[Start DATA ROWS]

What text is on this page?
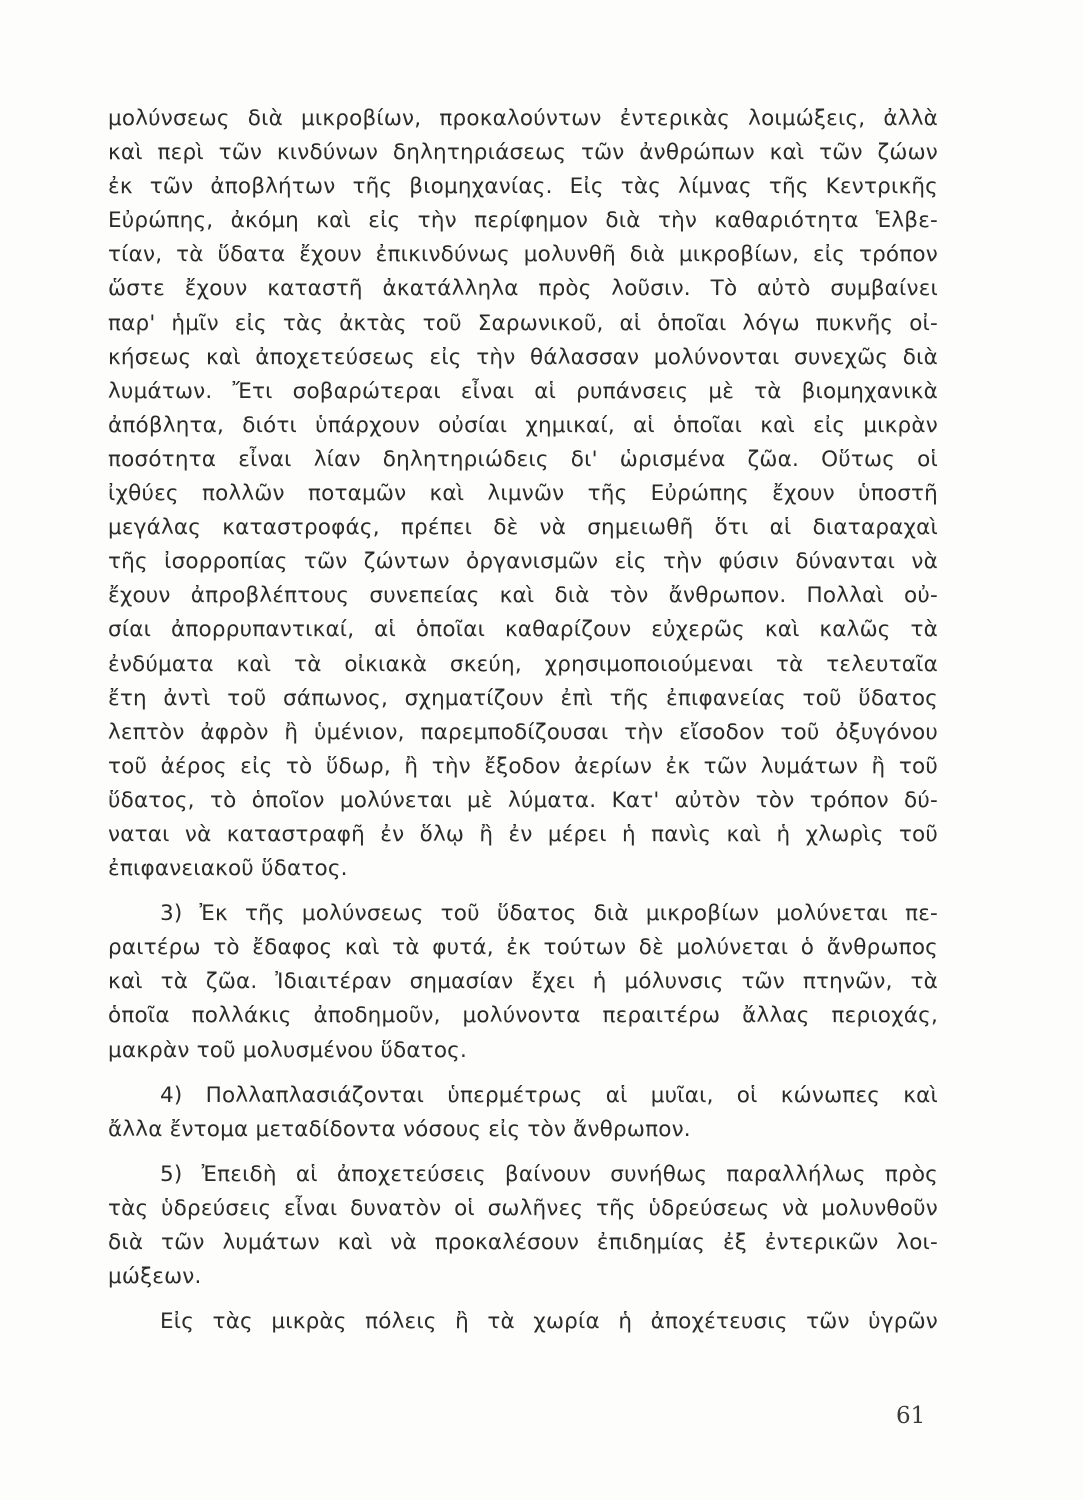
μολύνσεως διὰ μικροβίων, προκαλούντων ἐντερικὰς λοιμώξεις, ἀλλὰ
καὶ περὶ τῶν κινδύνων δηλητηριάσεως τῶν ἀνθρώπων καὶ τῶν ζώων
ἐκ τῶν ἀποβλήτων τῆς βιομηχανίας. Εἰς τὰς λίμνας τῆς Κεντρικῆς
Εὐρώπης, ἀκόμη καὶ εἰς τὴν περίφημον διὰ τὴν καθαριότητα Ἑλβε-
τίαν, τὰ ὕδατα ἔχουν ἐπικινδύνως μολυνθῆ διὰ μικροβίων, εἰς τρόπον
ὥστε ἔχουν καταστῆ ἀκατάλληλα πρὸς λοῦσιν. Τὸ αὐτὸ συμβαίνει
παρ' ἡμῖν εἰς τὰς ἀκτὰς τοῦ Σαρωνικοῦ, αἱ ὁποῖαι λόγω πυκνῆς οἰ-
κήσεως καὶ ἀποχετεύσεως εἰς τὴν θάλασσαν μολύνονται συνεχῶς διὰ
λυμάτων. Ἔτι σοβαρώτεραι εἶναι αἱ ρυπάνσεις μὲ τὰ βιομηχανικὰ
ἀπόβλητα, διότι ὑπάρχουν οὐσίαι χημικαί, αἱ ὁποῖαι καὶ εἰς μικρὰν
ποσότητα εἶναι λίαν δηλητηριώδεις δι' ὡρισμένα ζῶα. Οὕτως οἱ
ἰχθύες πολλῶν ποταμῶν καὶ λιμνῶν τῆς Εὐρώπης ἔχουν ὑποστῆ
μεγάλας καταστροφάς, πρέπει δὲ νὰ σημειωθῆ ὅτι αἱ διαταραχαὶ
τῆς ἰσορροπίας τῶν ζώντων ὀργανισμῶν εἰς τὴν φύσιν δύνανται νὰ
ἔχουν ἀπροβλέπτους συνεπείας καὶ διὰ τὸν ἄνθρωπον. Πολλαὶ οὐ-
σίαι ἀπορρυπαντικαί, αἱ ὁποῖαι καθαρίζουν εὐχερῶς καὶ καλῶς τὰ
ἐνδύματα καὶ τὰ οἰκιακὰ σκεύη, χρησιμοποιούμεναι τὰ τελευταῖα
ἔτη ἀντὶ τοῦ σάπωνος, σχηματίζουν ἐπὶ τῆς ἐπιφανείας τοῦ ὕδατος
λεπτὸν ἀφρὸν ἢ ὑμένιον, παρεμποδίζουσαι τὴν εἴσοδον τοῦ ὀξυγόνου
τοῦ ἀέρος εἰς τὸ ὕδωρ, ἢ τὴν ἔξοδον ἀερίων ἐκ τῶν λυμάτων ἢ τοῦ
ὕδατος, τὸ ὁποῖον μολύνεται μὲ λύματα. Κατ' αὐτὸν τὸν τρόπον δύ-
ναται νὰ καταστραφῆ ἐν ὅλῳ ἢ ἐν μέρει ἡ πανὶς καὶ ἡ χλωρὶς τοῦ
ἐπιφανειακοῦ ὕδατος.
3) Ἐκ τῆς μολύνσεως τοῦ ὕδατος διὰ μικροβίων μολύνεται πε-
ραιτέρω τὸ ἔδαφος καὶ τὰ φυτά, ἐκ τούτων δὲ μολύνεται ὁ ἄνθρωπος
καὶ τὰ ζῶα. Ἰδιαιτέραν σημασίαν ἔχει ἡ μόλυνσις τῶν πτηνῶν, τὰ
ὁποῖα πολλάκις ἀποδημοῦν, μολύνοντα περαιτέρω ἄλλας περιοχάς,
μακρὰν τοῦ μολυσμένου ὕδατος.
4) Πολλαπλασιάζονται ὑπερμέτρως αἱ μυῖαι, οἱ κώνωπες καὶ
ἄλλα ἔντομα μεταδίδοντα νόσους εἰς τὸν ἄνθρωπον.
5) Ἐπειδὴ αἱ ἀποχετεύσεις βαίνουν συνήθως παραλλήλως πρὸς
τὰς ὑδρεύσεις εἶναι δυνατὸν οἱ σωλῆνες τῆς ὑδρεύσεως νὰ μολυνθοῦν
διὰ τῶν λυμάτων καὶ νὰ προκαλέσουν ἐπιδημίας ἐξ ἐντερικῶν λοι-
μώξεων.
Εἰς τὰς μικρὰς πόλεις ἢ τὰ χωρία ἡ ἀποχέτευσις τῶν ὑγρῶν
61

[End DATA ROWS]

_WHAT THE TASK REQUIRES_: Return all the entries word for word, but omit any pictures they contain.

_FINISHED ANSWER_:
What text is on this page?
μολύνσεως διὰ μικροβίων, προκαλούντων ἐντερικὰς λοιμώξεις, ἀλλὰ
καὶ περὶ τῶν κινδύνων δηλητηριάσεως τῶν ἀνθρώπων καὶ τῶν ζώων
ἐκ τῶν ἀποβλήτων τῆς βιομηχανίας. Εἰς τὰς λίμνας τῆς Κεντρικῆς
Εὐρώπης, ἀκόμη καὶ εἰς τὴν περίφημον διὰ τὴν καθαριότητα Ἑλβε-
τίαν, τὰ ὕδατα ἔχουν ἐπικινδύνως μολυνθῆ διὰ μικροβίων, εἰς τρόπον
ὥστε ἔχουν καταστῆ ἀκατάλληλα πρὸς λοῦσιν. Τὸ αὐτὸ συμβαίνει
παρ' ἡμῖν εἰς τὰς ἀκτὰς τοῦ Σαρωνικοῦ, αἱ ὁποῖαι λόγω πυκνῆς οἰ-
κήσεως καὶ ἀποχετεύσεως εἰς τὴν θάλασσαν μολύνονται συνεχῶς διὰ
λυμάτων. Ἔτι σοβαρώτεραι εἶναι αἱ ρυπάνσεις μὲ τὰ βιομηχανικὰ
ἀπόβλητα, διότι ὑπάρχουν οὐσίαι χημικαί, αἱ ὁποῖαι καὶ εἰς μικρὰν
ποσότητα εἶναι λίαν δηλητηριώδεις δι' ὡρισμένα ζῶα. Οὕτως οἱ
ἰχθύες πολλῶν ποταμῶν καὶ λιμνῶν τῆς Εὐρώπης ἔχουν ὑποστῆ
μεγάλας καταστροφάς, πρέπει δὲ νὰ σημειωθῆ ὅτι αἱ διαταραχαὶ
τῆς ἰσορροπίας τῶν ζώντων ὀργανισμῶν εἰς τὴν φύσιν δύνανται νὰ
ἔχουν ἀπροβλέπτους συνεπείας καὶ διὰ τὸν ἄνθρωπον. Πολλαὶ οὐ-
σίαι ἀπορρυπαντικαί, αἱ ὁποῖαι καθαρίζουν εὐχερῶς καὶ καλῶς τὰ
ἐνδύματα καὶ τὰ οἰκιακὰ σκεύη, χρησιμοποιούμεναι τὰ τελευταῖα
ἔτη ἀντὶ τοῦ σάπωνος, σχηματίζουν ἐπὶ τῆς ἐπιφανείας τοῦ ὕδατος
λεπτὸν ἀφρὸν ἢ ὑμένιον, παρεμποδίζουσαι τὴν εἴσοδον τοῦ ὀξυγόνου
τοῦ ἀέρος εἰς τὸ ὕδωρ, ἢ τὴν ἔξοδον ἀερίων ἐκ τῶν λυμάτων ἢ τοῦ
ὕδατος, τὸ ὁποῖον μολύνεται μὲ λύματα. Κατ' αὐτὸν τὸν τρόπον δύ-
ναται νὰ καταστραφῆ ἐν ὅλῳ ἢ ἐν μέρει ἡ πανὶς καὶ ἡ χλωρὶς τοῦ
ἐπιφανειακοῦ ὕδατος.
3) Ἐκ τῆς μολύνσεως τοῦ ὕδατος διὰ μικροβίων μολύνεται πε-
ραιτέρω τὸ ἔδαφος καὶ τὰ φυτά, ἐκ τούτων δὲ μολύνεται ὁ ἄνθρωπος
καὶ τὰ ζῶα. Ἰδιαιτέραν σημασίαν ἔχει ἡ μόλυνσις τῶν πτηνῶν, τὰ
ὁποῖα πολλάκις ἀποδημοῦν, μολύνοντα περαιτέρω ἄλλας περιοχάς,
μακρὰν τοῦ μολυσμένου ὕδατος.
4) Πολλαπλασιάζονται ὑπερμέτρως αἱ μυῖαι, οἱ κώνωπες καὶ
ἄλλα ἔντομα μεταδίδοντα νόσους εἰς τὸν ἄνθρωπον.
5) Ἐπειδὴ αἱ ἀποχετεύσεις βαίνουν συνήθως παραλλήλως πρὸς
τὰς ὑδρεύσεις εἶναι δυνατὸν οἱ σωλῆνες τῆς ὑδρεύσεως νὰ μολυνθοῦν
διὰ τῶν λυμάτων καὶ νὰ προκαλέσουν ἐπιδημίας ἐξ ἐντερικῶν λοι-
μώξεων.
Εἰς τὰς μικρὰς πόλεις ἢ τὰ χωρία ἡ ἀποχέτευσις τῶν ὑγρῶν
61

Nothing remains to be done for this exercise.